The problem
Print every entry, word for word, and skip the images.
-------- Source material
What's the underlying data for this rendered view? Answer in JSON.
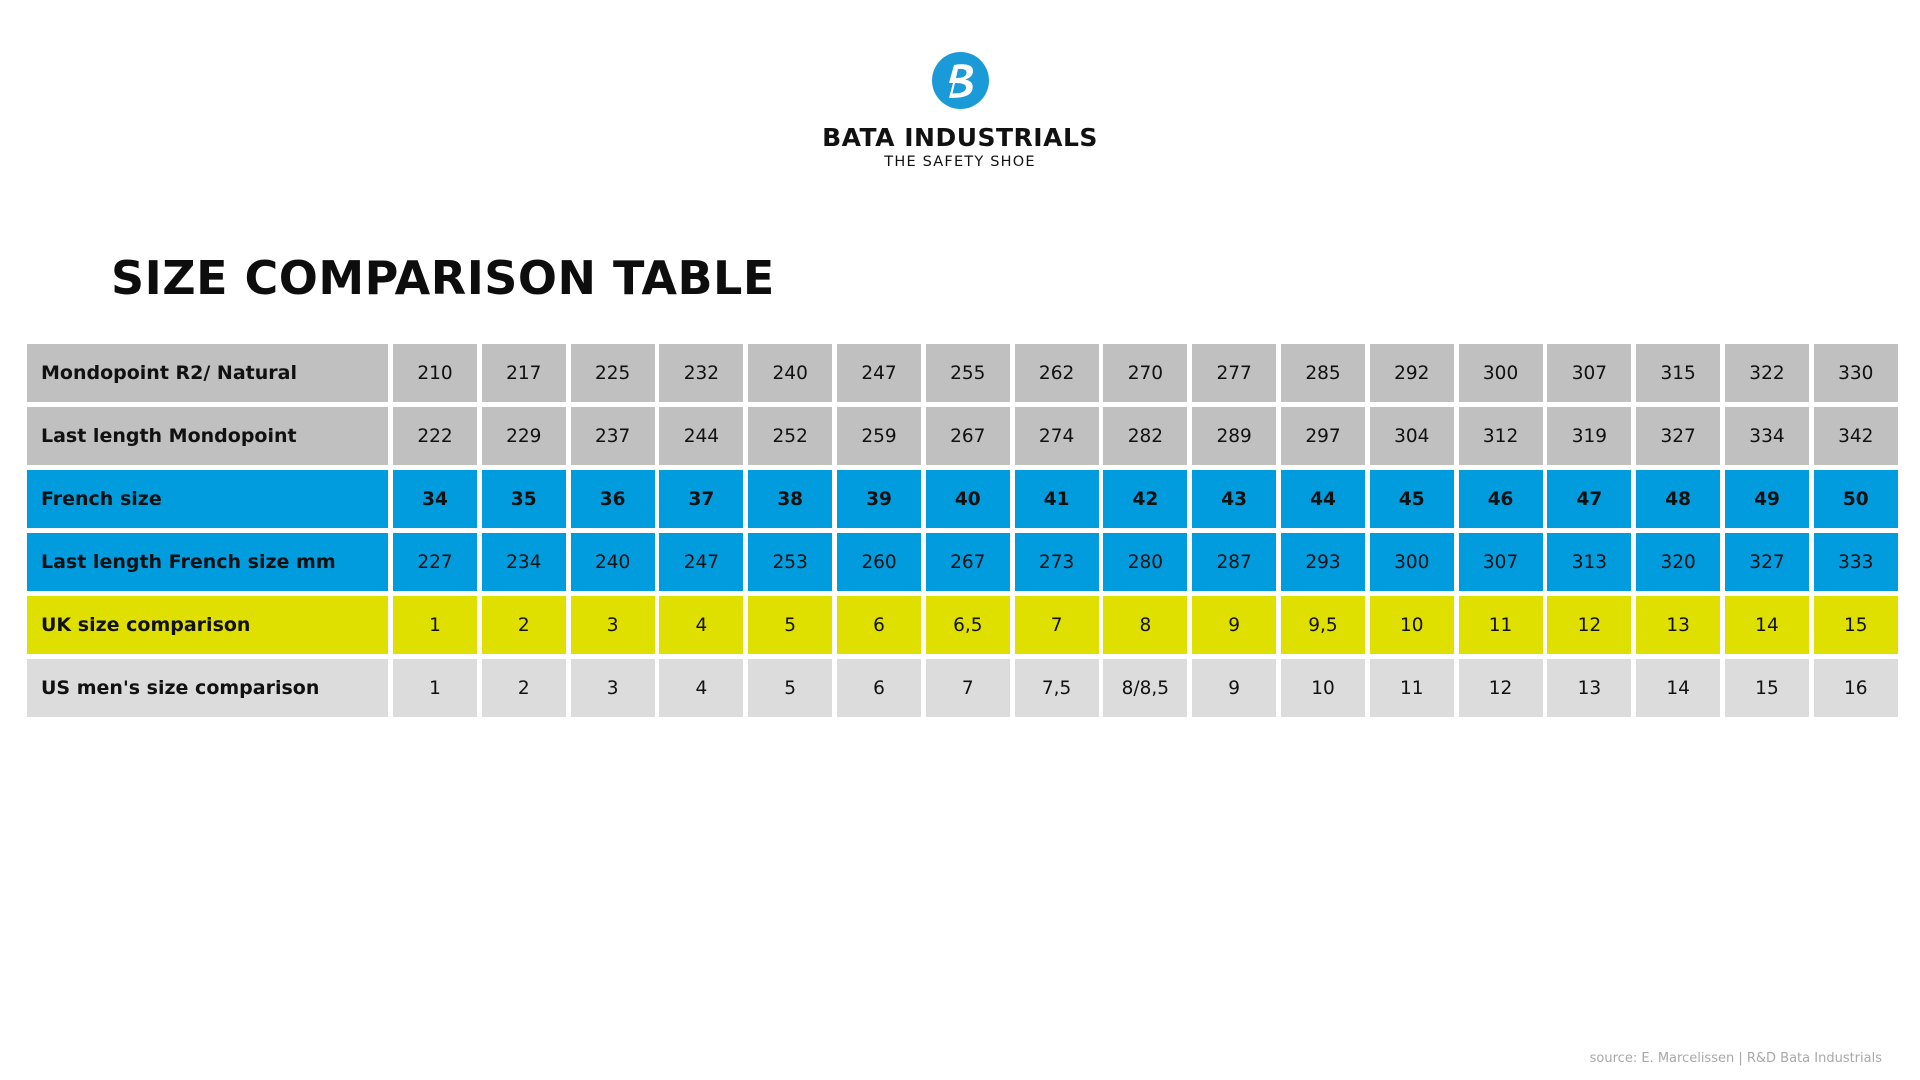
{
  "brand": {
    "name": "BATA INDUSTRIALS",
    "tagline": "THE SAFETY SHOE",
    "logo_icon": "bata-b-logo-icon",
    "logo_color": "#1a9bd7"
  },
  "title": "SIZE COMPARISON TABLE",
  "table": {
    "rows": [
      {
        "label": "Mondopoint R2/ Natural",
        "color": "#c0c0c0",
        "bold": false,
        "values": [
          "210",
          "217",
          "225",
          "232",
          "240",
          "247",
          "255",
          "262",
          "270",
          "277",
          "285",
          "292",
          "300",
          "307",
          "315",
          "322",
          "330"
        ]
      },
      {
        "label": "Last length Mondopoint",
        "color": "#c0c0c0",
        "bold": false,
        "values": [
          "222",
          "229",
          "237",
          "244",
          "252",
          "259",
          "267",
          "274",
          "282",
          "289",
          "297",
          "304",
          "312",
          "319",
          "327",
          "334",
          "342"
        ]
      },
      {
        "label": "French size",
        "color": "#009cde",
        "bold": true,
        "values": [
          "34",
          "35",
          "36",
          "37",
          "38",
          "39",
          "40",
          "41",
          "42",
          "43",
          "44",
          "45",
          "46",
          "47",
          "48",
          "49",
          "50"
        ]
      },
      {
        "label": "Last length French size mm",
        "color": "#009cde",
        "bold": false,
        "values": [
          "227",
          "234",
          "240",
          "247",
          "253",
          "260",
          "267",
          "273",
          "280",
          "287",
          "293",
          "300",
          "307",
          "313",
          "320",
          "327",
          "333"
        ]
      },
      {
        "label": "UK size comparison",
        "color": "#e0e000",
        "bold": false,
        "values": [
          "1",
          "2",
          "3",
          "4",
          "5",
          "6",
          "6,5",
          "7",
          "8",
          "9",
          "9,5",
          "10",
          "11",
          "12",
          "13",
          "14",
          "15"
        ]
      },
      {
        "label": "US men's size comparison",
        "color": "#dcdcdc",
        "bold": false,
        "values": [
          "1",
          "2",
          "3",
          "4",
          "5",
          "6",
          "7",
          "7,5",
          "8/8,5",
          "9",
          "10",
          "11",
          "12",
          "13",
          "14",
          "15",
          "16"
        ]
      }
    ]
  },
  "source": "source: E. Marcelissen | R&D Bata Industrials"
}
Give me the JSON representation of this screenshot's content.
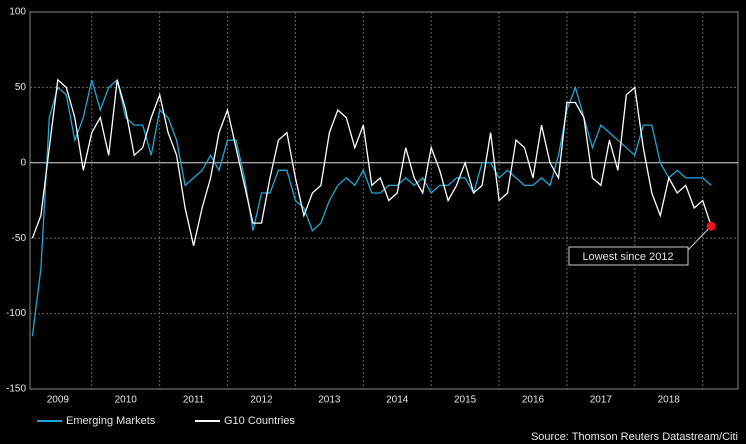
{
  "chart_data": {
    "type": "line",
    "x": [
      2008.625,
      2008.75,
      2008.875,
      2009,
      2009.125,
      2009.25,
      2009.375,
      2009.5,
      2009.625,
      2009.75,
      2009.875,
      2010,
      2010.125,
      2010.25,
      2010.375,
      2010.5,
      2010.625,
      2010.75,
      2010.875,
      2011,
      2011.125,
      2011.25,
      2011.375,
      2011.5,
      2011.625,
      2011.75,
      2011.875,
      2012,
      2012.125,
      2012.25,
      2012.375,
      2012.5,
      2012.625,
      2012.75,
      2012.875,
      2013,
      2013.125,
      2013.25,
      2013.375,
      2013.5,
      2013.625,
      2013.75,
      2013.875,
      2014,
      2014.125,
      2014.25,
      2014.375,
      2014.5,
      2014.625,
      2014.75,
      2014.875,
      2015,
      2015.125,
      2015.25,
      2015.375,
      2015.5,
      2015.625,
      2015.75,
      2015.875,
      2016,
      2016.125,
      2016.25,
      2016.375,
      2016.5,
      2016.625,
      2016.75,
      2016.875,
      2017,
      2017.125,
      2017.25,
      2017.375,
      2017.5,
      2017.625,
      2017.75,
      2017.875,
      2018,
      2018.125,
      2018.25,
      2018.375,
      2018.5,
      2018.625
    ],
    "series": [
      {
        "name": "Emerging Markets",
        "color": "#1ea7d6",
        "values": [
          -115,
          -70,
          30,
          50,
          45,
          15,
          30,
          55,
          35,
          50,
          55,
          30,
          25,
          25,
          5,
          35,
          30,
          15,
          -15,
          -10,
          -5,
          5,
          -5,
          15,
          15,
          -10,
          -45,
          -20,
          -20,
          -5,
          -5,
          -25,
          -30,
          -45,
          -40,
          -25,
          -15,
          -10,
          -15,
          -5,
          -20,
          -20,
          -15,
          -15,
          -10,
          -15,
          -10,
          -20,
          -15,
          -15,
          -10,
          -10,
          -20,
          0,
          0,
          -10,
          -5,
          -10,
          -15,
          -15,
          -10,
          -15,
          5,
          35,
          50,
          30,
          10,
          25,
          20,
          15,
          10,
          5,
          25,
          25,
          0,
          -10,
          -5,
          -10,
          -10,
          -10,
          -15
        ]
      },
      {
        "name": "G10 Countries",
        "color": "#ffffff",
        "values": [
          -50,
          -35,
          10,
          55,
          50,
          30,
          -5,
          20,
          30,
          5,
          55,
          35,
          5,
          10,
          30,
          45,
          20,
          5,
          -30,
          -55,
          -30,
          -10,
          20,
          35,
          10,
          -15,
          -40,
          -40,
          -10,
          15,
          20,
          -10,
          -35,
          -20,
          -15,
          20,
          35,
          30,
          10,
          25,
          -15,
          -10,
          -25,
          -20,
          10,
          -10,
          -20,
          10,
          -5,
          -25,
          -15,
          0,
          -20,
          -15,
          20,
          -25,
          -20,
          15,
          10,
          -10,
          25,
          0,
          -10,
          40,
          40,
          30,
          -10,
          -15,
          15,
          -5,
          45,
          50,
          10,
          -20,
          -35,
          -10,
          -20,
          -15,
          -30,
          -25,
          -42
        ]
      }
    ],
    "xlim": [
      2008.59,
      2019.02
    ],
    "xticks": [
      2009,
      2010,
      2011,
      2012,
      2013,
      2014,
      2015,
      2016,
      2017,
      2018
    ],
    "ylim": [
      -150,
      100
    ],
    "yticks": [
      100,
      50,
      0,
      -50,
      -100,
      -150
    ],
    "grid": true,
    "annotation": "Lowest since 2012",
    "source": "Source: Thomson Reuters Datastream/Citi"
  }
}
----------------
Response for this exercise
What's the underlying data for this rendered view? Answer in JSON.
{
  "brand": {
    "name": "BATA INDUSTRIALS",
    "tagline": "THE SAFETY SHOE",
    "logo_icon": "bata-b-logo-icon",
    "logo_color": "#1a9bd7"
  },
  "title": "SIZE COMPARISON TABLE",
  "table": {
    "rows": [
      {
        "label": "Mondopoint R2/ Natural",
        "color": "#c0c0c0",
        "bold": false,
        "values": [
          "210",
          "217",
          "225",
          "232",
          "240",
          "247",
          "255",
          "262",
          "270",
          "277",
          "285",
          "292",
          "300",
          "307",
          "315",
          "322",
          "330"
        ]
      },
      {
        "label": "Last length Mondopoint",
        "color": "#c0c0c0",
        "bold": false,
        "values": [
          "222",
          "229",
          "237",
          "244",
          "252",
          "259",
          "267",
          "274",
          "282",
          "289",
          "297",
          "304",
          "312",
          "319",
          "327",
          "334",
          "342"
        ]
      },
      {
        "label": "French size",
        "color": "#009cde",
        "bold": true,
        "values": [
          "34",
          "35",
          "36",
          "37",
          "38",
          "39",
          "40",
          "41",
          "42",
          "43",
          "44",
          "45",
          "46",
          "47",
          "48",
          "49",
          "50"
        ]
      },
      {
        "label": "Last length French size mm",
        "color": "#009cde",
        "bold": false,
        "values": [
          "227",
          "234",
          "240",
          "247",
          "253",
          "260",
          "267",
          "273",
          "280",
          "287",
          "293",
          "300",
          "307",
          "313",
          "320",
          "327",
          "333"
        ]
      },
      {
        "label": "UK size comparison",
        "color": "#e0e000",
        "bold": false,
        "values": [
          "1",
          "2",
          "3",
          "4",
          "5",
          "6",
          "6,5",
          "7",
          "8",
          "9",
          "9,5",
          "10",
          "11",
          "12",
          "13",
          "14",
          "15"
        ]
      },
      {
        "label": "US men's size comparison",
        "color": "#dcdcdc",
        "bold": false,
        "values": [
          "1",
          "2",
          "3",
          "4",
          "5",
          "6",
          "7",
          "7,5",
          "8/8,5",
          "9",
          "10",
          "11",
          "12",
          "13",
          "14",
          "15",
          "16"
        ]
      }
    ]
  },
  "source": "source: E. Marcelissen | R&D Bata Industrials"
}
Give me the JSON representation of this screenshot's content.
{
  "chart_data": {
    "type": "line",
    "x": [
      2008.625,
      2008.75,
      2008.875,
      2009,
      2009.125,
      2009.25,
      2009.375,
      2009.5,
      2009.625,
      2009.75,
      2009.875,
      2010,
      2010.125,
      2010.25,
      2010.375,
      2010.5,
      2010.625,
      2010.75,
      2010.875,
      2011,
      2011.125,
      2011.25,
      2011.375,
      2011.5,
      2011.625,
      2011.75,
      2011.875,
      2012,
      2012.125,
      2012.25,
      2012.375,
      2012.5,
      2012.625,
      2012.75,
      2012.875,
      2013,
      2013.125,
      2013.25,
      2013.375,
      2013.5,
      2013.625,
      2013.75,
      2013.875,
      2014,
      2014.125,
      2014.25,
      2014.375,
      2014.5,
      2014.625,
      2014.75,
      2014.875,
      2015,
      2015.125,
      2015.25,
      2015.375,
      2015.5,
      2015.625,
      2015.75,
      2015.875,
      2016,
      2016.125,
      2016.25,
      2016.375,
      2016.5,
      2016.625,
      2016.75,
      2016.875,
      2017,
      2017.125,
      2017.25,
      2017.375,
      2017.5,
      2017.625,
      2017.75,
      2017.875,
      2018,
      2018.125,
      2018.25,
      2018.375,
      2018.5,
      2018.625
    ],
    "series": [
      {
        "name": "Emerging Markets",
        "color": "#1ea7d6",
        "values": [
          -115,
          -70,
          30,
          50,
          45,
          15,
          30,
          55,
          35,
          50,
          55,
          30,
          25,
          25,
          5,
          35,
          30,
          15,
          -15,
          -10,
          -5,
          5,
          -5,
          15,
          15,
          -10,
          -45,
          -20,
          -20,
          -5,
          -5,
          -25,
          -30,
          -45,
          -40,
          -25,
          -15,
          -10,
          -15,
          -5,
          -20,
          -20,
          -15,
          -15,
          -10,
          -15,
          -10,
          -20,
          -15,
          -15,
          -10,
          -10,
          -20,
          0,
          0,
          -10,
          -5,
          -10,
          -15,
          -15,
          -10,
          -15,
          5,
          35,
          50,
          30,
          10,
          25,
          20,
          15,
          10,
          5,
          25,
          25,
          0,
          -10,
          -5,
          -10,
          -10,
          -10,
          -15
        ]
      },
      {
        "name": "G10 Countries",
        "color": "#ffffff",
        "values": [
          -50,
          -35,
          10,
          55,
          50,
          30,
          -5,
          20,
          30,
          5,
          55,
          35,
          5,
          10,
          30,
          45,
          20,
          5,
          -30,
          -55,
          -30,
          -10,
          20,
          35,
          10,
          -15,
          -40,
          -40,
          -10,
          15,
          20,
          -10,
          -35,
          -20,
          -15,
          20,
          35,
          30,
          10,
          25,
          -15,
          -10,
          -25,
          -20,
          10,
          -10,
          -20,
          10,
          -5,
          -25,
          -15,
          0,
          -20,
          -15,
          20,
          -25,
          -20,
          15,
          10,
          -10,
          25,
          0,
          -10,
          40,
          40,
          30,
          -10,
          -15,
          15,
          -5,
          45,
          50,
          10,
          -20,
          -35,
          -10,
          -20,
          -15,
          -30,
          -25,
          -42
        ]
      }
    ],
    "xlim": [
      2008.59,
      2019.02
    ],
    "xticks": [
      2009,
      2010,
      2011,
      2012,
      2013,
      2014,
      2015,
      2016,
      2017,
      2018
    ],
    "ylim": [
      -150,
      100
    ],
    "yticks": [
      100,
      50,
      0,
      -50,
      -100,
      -150
    ],
    "grid": true,
    "annotation": "Lowest since 2012",
    "source": "Source: Thomson Reuters Datastream/Citi"
  }
}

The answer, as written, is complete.